Part of a data file:
┏━━
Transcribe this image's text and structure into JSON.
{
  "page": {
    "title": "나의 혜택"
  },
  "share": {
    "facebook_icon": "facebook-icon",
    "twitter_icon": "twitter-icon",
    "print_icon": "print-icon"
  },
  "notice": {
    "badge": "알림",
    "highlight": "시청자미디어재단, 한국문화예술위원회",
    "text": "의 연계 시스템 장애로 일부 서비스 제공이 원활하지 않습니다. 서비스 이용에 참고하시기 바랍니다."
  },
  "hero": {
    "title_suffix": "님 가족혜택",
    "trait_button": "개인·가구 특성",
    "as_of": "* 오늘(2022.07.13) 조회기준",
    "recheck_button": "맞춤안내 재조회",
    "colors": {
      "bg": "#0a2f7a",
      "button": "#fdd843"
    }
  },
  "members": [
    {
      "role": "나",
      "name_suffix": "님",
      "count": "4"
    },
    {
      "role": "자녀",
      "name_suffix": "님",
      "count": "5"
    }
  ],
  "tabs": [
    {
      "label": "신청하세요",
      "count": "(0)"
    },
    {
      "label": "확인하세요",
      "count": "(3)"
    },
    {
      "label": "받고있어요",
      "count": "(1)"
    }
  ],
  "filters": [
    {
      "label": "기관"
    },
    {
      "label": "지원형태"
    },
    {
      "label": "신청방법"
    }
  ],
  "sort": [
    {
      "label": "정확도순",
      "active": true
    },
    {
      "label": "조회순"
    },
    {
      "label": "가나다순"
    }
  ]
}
┗━━
┏━━
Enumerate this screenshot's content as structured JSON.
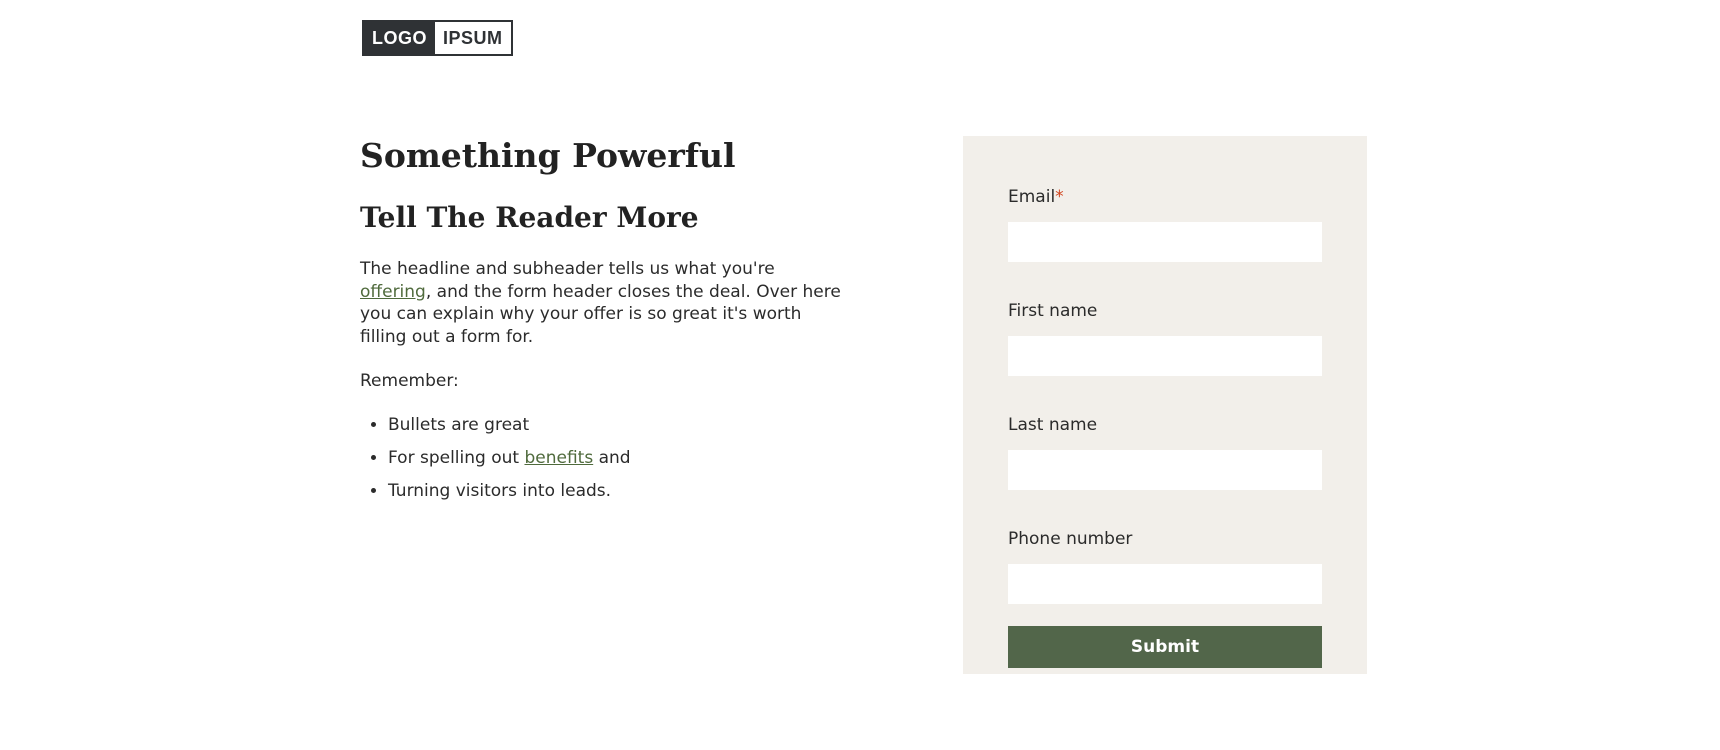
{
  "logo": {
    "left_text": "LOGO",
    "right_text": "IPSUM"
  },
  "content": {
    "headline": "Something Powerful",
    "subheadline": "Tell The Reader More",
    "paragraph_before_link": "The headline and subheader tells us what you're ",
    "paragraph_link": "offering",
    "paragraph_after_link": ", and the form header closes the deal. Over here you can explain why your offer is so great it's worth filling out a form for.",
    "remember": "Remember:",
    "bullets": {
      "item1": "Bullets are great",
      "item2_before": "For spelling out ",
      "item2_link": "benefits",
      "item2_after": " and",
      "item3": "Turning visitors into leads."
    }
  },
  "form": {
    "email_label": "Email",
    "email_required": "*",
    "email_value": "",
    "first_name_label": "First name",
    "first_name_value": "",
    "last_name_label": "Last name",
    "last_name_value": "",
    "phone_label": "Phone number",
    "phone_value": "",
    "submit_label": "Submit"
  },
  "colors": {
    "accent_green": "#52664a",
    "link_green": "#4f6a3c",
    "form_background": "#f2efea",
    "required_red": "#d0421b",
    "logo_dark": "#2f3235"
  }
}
┗━━
┏━━
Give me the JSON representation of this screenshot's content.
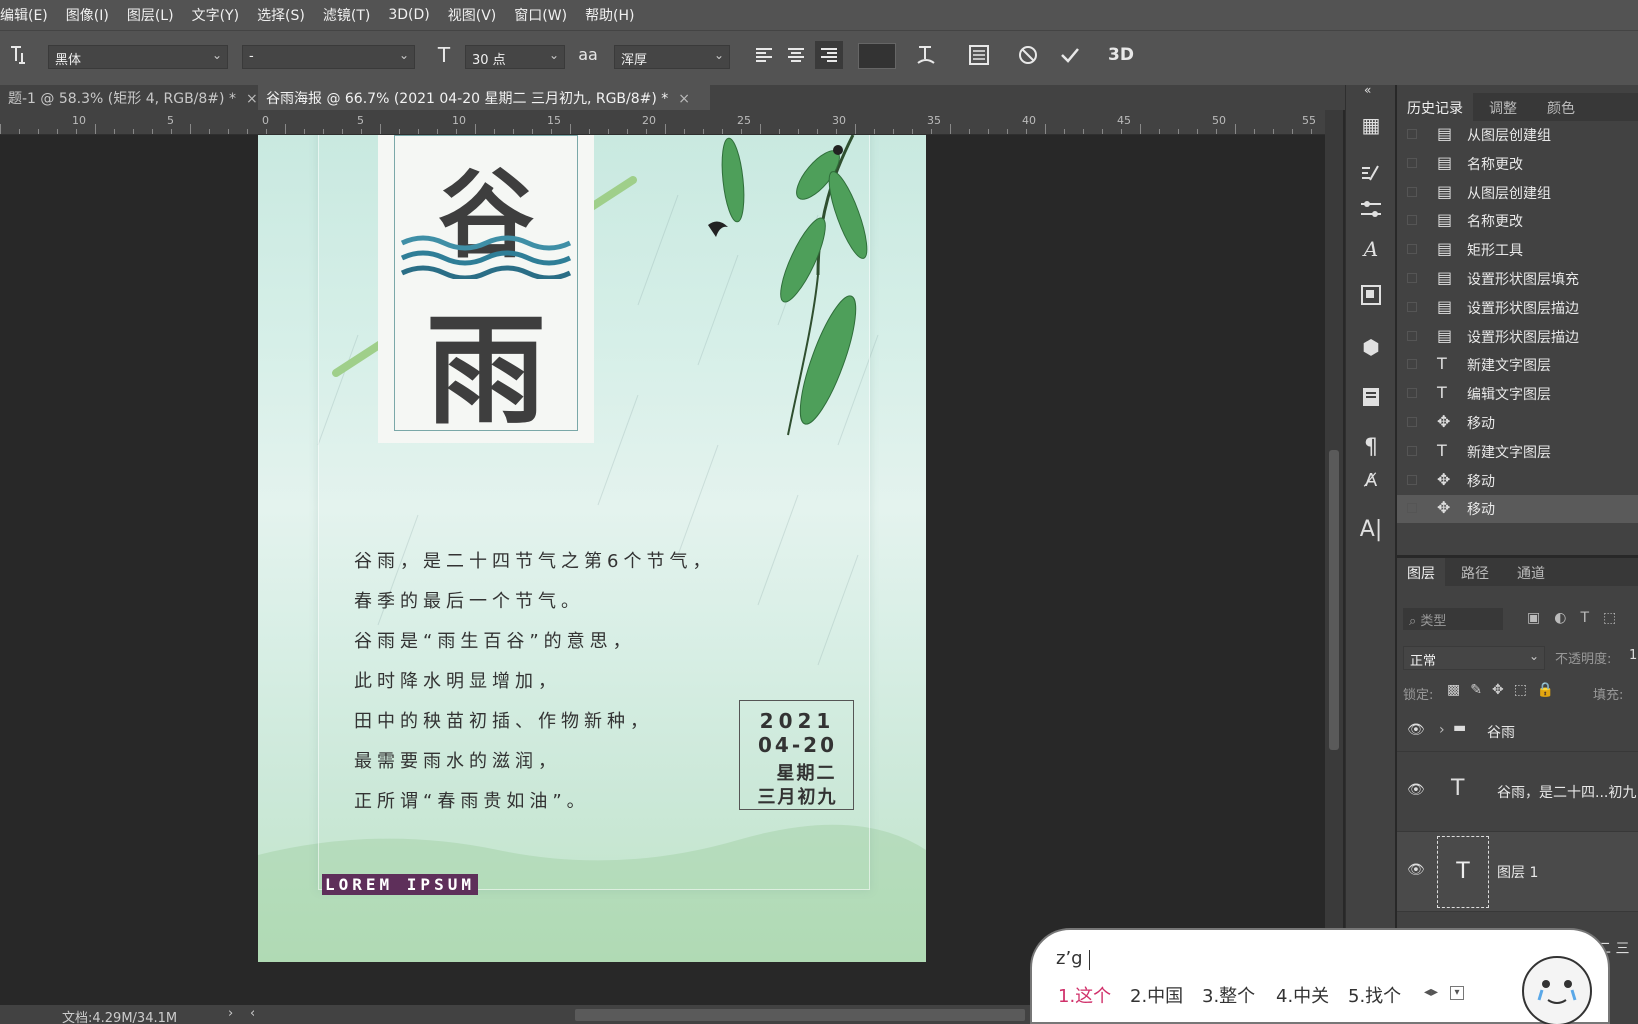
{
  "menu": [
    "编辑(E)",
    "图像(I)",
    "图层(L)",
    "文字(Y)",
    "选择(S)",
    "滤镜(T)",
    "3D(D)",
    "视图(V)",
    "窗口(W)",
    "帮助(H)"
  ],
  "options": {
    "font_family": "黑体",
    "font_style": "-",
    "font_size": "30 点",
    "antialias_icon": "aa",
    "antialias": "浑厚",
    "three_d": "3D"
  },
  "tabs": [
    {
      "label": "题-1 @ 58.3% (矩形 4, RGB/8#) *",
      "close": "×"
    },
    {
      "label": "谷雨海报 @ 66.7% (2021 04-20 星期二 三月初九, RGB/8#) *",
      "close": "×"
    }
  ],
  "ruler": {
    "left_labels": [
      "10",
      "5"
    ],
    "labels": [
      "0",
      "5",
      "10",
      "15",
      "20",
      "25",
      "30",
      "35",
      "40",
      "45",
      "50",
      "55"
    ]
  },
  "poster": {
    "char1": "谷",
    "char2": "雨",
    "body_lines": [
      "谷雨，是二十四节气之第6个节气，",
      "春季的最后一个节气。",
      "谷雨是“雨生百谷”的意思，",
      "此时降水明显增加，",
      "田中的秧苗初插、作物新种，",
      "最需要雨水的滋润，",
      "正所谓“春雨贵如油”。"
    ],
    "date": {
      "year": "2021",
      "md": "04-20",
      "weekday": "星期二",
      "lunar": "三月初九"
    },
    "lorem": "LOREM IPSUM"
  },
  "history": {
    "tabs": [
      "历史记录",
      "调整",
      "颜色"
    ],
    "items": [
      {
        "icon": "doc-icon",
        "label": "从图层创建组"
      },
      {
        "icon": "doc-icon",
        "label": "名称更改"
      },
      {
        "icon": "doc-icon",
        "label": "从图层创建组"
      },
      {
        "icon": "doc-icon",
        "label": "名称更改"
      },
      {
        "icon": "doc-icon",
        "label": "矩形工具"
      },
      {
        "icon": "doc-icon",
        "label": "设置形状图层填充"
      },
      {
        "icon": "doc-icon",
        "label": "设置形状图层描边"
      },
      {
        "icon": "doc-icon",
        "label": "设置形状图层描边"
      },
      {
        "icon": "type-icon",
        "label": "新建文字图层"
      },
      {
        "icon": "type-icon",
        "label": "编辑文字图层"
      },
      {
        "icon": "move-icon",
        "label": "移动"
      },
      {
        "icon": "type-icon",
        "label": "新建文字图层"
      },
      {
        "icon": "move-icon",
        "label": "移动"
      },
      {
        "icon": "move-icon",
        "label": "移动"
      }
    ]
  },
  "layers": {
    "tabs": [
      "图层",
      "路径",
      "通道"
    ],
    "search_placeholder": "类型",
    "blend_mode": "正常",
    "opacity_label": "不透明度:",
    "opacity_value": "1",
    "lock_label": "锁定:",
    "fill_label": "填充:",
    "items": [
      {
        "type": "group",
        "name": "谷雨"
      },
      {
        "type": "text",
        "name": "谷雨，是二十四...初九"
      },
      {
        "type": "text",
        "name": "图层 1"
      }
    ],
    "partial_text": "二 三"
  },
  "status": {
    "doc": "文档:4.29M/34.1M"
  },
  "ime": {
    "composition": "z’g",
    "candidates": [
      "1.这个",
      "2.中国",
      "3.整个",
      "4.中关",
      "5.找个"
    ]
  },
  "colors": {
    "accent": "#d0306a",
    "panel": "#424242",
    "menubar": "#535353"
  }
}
┗━━
**What is being asked**
In the records above, locate the lines holding the word "count". Copy each of them.

**Task result**
      "count": "4"
      "count": "5"
      "count": "(0)"
      "count": "(3)"
      "count": "(1)"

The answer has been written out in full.